--- Stated task ---
Write each line out exactly, leaving none out.

--- Supplied information ---
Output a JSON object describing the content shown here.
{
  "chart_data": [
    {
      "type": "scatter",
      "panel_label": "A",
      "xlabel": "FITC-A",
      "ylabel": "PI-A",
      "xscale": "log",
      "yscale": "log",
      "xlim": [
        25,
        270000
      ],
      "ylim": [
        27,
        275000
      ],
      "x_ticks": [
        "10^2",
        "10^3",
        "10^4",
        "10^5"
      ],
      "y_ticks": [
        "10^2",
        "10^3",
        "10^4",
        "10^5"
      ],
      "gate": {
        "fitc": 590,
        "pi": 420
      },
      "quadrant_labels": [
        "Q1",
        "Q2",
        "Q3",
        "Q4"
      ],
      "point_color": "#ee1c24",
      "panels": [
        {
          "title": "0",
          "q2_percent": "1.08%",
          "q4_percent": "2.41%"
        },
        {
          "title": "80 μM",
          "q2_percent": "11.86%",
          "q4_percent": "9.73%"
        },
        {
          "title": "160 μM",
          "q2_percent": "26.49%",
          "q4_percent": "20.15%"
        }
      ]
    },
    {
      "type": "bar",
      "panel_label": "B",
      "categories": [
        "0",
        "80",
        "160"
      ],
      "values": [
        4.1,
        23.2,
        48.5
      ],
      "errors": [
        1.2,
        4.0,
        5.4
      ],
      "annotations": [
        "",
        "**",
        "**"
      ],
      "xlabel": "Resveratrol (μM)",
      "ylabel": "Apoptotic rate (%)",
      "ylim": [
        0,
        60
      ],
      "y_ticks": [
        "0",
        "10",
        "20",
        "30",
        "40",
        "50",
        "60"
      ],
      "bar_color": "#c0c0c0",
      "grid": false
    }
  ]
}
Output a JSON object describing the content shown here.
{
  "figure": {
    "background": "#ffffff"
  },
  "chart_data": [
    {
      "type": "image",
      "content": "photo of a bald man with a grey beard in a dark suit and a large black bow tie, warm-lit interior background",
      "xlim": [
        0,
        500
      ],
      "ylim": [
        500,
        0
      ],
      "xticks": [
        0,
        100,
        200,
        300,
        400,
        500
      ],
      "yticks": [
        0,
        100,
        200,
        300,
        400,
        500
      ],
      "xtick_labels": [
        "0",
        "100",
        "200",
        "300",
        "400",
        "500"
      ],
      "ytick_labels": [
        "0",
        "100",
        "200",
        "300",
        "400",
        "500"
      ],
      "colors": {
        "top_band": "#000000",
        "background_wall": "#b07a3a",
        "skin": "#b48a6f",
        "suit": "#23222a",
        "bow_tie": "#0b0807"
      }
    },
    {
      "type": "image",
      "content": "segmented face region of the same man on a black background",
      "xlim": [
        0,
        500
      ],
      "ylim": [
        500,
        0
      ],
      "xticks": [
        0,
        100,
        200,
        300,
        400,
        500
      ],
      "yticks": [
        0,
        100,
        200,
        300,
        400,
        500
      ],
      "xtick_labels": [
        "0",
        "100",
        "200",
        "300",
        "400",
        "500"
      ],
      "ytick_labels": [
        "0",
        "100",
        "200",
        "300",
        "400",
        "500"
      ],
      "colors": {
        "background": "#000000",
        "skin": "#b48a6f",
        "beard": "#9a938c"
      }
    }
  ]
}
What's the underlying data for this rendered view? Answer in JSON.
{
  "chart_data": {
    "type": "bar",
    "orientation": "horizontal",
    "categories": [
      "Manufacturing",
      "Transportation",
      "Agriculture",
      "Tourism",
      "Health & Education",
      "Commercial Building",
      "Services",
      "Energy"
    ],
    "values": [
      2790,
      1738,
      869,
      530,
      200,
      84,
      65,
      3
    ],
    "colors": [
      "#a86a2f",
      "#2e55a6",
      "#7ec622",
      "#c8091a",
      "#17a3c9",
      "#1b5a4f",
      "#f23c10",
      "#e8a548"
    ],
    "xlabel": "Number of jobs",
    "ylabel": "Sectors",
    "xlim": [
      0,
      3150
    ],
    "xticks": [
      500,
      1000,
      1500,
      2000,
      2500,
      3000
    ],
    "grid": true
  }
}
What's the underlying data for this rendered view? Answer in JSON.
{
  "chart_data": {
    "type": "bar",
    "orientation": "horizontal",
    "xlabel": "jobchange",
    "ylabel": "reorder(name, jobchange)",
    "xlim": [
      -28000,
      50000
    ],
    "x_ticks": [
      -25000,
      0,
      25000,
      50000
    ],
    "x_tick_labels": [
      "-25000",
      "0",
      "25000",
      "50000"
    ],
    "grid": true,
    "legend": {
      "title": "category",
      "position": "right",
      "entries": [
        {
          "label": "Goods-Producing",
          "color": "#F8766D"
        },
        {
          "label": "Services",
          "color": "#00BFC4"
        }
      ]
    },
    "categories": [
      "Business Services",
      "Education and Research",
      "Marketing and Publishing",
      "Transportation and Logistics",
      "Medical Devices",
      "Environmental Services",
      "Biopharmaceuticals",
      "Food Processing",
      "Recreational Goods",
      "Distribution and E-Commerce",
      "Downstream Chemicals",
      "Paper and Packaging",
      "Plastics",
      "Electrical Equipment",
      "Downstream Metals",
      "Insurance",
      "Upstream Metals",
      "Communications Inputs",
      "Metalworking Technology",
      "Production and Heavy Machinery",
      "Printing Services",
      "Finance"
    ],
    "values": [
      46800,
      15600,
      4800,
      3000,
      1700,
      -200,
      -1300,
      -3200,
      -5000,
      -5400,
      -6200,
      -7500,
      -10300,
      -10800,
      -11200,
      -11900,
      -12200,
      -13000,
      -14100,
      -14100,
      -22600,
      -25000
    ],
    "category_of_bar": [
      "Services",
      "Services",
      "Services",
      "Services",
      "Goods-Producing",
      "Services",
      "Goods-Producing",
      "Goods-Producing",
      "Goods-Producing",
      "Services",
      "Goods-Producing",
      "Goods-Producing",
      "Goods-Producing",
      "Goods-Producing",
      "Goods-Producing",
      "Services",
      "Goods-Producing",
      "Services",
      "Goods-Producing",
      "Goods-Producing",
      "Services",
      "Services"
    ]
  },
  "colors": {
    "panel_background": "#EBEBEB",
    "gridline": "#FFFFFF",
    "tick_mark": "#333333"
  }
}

--- The output ---
Output a JSON object describing the content shown here.
{
  "chart_data": [
    {
      "type": "scatter",
      "panel_label": "A",
      "xlabel": "FITC-A",
      "ylabel": "PI-A",
      "xscale": "log",
      "yscale": "log",
      "xlim": [
        25,
        270000
      ],
      "ylim": [
        27,
        275000
      ],
      "x_ticks": [
        "10^2",
        "10^3",
        "10^4",
        "10^5"
      ],
      "y_ticks": [
        "10^2",
        "10^3",
        "10^4",
        "10^5"
      ],
      "gate": {
        "fitc": 590,
        "pi": 420
      },
      "quadrant_labels": [
        "Q1",
        "Q2",
        "Q3",
        "Q4"
      ],
      "point_color": "#ee1c24",
      "panels": [
        {
          "title": "0",
          "q2_percent": "1.08%",
          "q4_percent": "2.41%"
        },
        {
          "title": "80 μM",
          "q2_percent": "11.86%",
          "q4_percent": "9.73%"
        },
        {
          "title": "160 μM",
          "q2_percent": "26.49%",
          "q4_percent": "20.15%"
        }
      ]
    },
    {
      "type": "bar",
      "panel_label": "B",
      "categories": [
        "0",
        "80",
        "160"
      ],
      "values": [
        4.1,
        23.2,
        48.5
      ],
      "errors": [
        1.2,
        4.0,
        5.4
      ],
      "annotations": [
        "",
        "**",
        "**"
      ],
      "xlabel": "Resveratrol (μM)",
      "ylabel": "Apoptotic rate (%)",
      "ylim": [
        0,
        60
      ],
      "y_ticks": [
        "0",
        "10",
        "20",
        "30",
        "40",
        "50",
        "60"
      ],
      "bar_color": "#c0c0c0",
      "grid": false
    }
  ]
}
Output a JSON object describing the content shown here.
{
  "figure": {
    "background": "#ffffff"
  },
  "chart_data": [
    {
      "type": "image",
      "content": "photo of a bald man with a grey beard in a dark suit and a large black bow tie, warm-lit interior background",
      "xlim": [
        0,
        500
      ],
      "ylim": [
        500,
        0
      ],
      "xticks": [
        0,
        100,
        200,
        300,
        400,
        500
      ],
      "yticks": [
        0,
        100,
        200,
        300,
        400,
        500
      ],
      "xtick_labels": [
        "0",
        "100",
        "200",
        "300",
        "400",
        "500"
      ],
      "ytick_labels": [
        "0",
        "100",
        "200",
        "300",
        "400",
        "500"
      ],
      "colors": {
        "top_band": "#000000",
        "background_wall": "#b07a3a",
        "skin": "#b48a6f",
        "suit": "#23222a",
        "bow_tie": "#0b0807"
      }
    },
    {
      "type": "image",
      "content": "segmented face region of the same man on a black background",
      "xlim": [
        0,
        500
      ],
      "ylim": [
        500,
        0
      ],
      "xticks": [
        0,
        100,
        200,
        300,
        400,
        500
      ],
      "yticks": [
        0,
        100,
        200,
        300,
        400,
        500
      ],
      "xtick_labels": [
        "0",
        "100",
        "200",
        "300",
        "400",
        "500"
      ],
      "ytick_labels": [
        "0",
        "100",
        "200",
        "300",
        "400",
        "500"
      ],
      "colors": {
        "background": "#000000",
        "skin": "#b48a6f",
        "beard": "#9a938c"
      }
    }
  ]
}
What's the underlying data for this rendered view? Answer in JSON.
{
  "chart_data": {
    "type": "bar",
    "orientation": "horizontal",
    "categories": [
      "Manufacturing",
      "Transportation",
      "Agriculture",
      "Tourism",
      "Health & Education",
      "Commercial Building",
      "Services",
      "Energy"
    ],
    "values": [
      2790,
      1738,
      869,
      530,
      200,
      84,
      65,
      3
    ],
    "colors": [
      "#a86a2f",
      "#2e55a6",
      "#7ec622",
      "#c8091a",
      "#17a3c9",
      "#1b5a4f",
      "#f23c10",
      "#e8a548"
    ],
    "xlabel": "Number of jobs",
    "ylabel": "Sectors",
    "xlim": [
      0,
      3150
    ],
    "xticks": [
      500,
      1000,
      1500,
      2000,
      2500,
      3000
    ],
    "grid": true
  }
}
What's the underlying data for this rendered view? Answer in JSON.
{
  "chart_data": {
    "type": "bar",
    "orientation": "horizontal",
    "xlabel": "jobchange",
    "ylabel": "reorder(name, jobchange)",
    "xlim": [
      -28000,
      50000
    ],
    "x_ticks": [
      -25000,
      0,
      25000,
      50000
    ],
    "x_tick_labels": [
      "-25000",
      "0",
      "25000",
      "50000"
    ],
    "grid": true,
    "legend": {
      "title": "category",
      "position": "right",
      "entries": [
        {
          "label": "Goods-Producing",
          "color": "#F8766D"
        },
        {
          "label": "Services",
          "color": "#00BFC4"
        }
      ]
    },
    "categories": [
      "Business Services",
      "Education and Research",
      "Marketing and Publishing",
      "Transportation and Logistics",
      "Medical Devices",
      "Environmental Services",
      "Biopharmaceuticals",
      "Food Processing",
      "Recreational Goods",
      "Distribution and E-Commerce",
      "Downstream Chemicals",
      "Paper and Packaging",
      "Plastics",
      "Electrical Equipment",
      "Downstream Metals",
      "Insurance",
      "Upstream Metals",
      "Communications Inputs",
      "Metalworking Technology",
      "Production and Heavy Machinery",
      "Printing Services",
      "Finance"
    ],
    "values": [
      46800,
      15600,
      4800,
      3000,
      1700,
      -200,
      -1300,
      -3200,
      -5000,
      -5400,
      -6200,
      -7500,
      -10300,
      -10800,
      -11200,
      -11900,
      -12200,
      -13000,
      -14100,
      -14100,
      -22600,
      -25000
    ],
    "category_of_bar": [
      "Services",
      "Services",
      "Services",
      "Services",
      "Goods-Producing",
      "Services",
      "Goods-Producing",
      "Goods-Producing",
      "Goods-Producing",
      "Services",
      "Goods-Producing",
      "Goods-Producing",
      "Goods-Producing",
      "Goods-Producing",
      "Goods-Producing",
      "Services",
      "Goods-Producing",
      "Services",
      "Goods-Producing",
      "Goods-Producing",
      "Services",
      "Services"
    ]
  },
  "colors": {
    "panel_background": "#EBEBEB",
    "gridline": "#FFFFFF",
    "tick_mark": "#333333"
  }
}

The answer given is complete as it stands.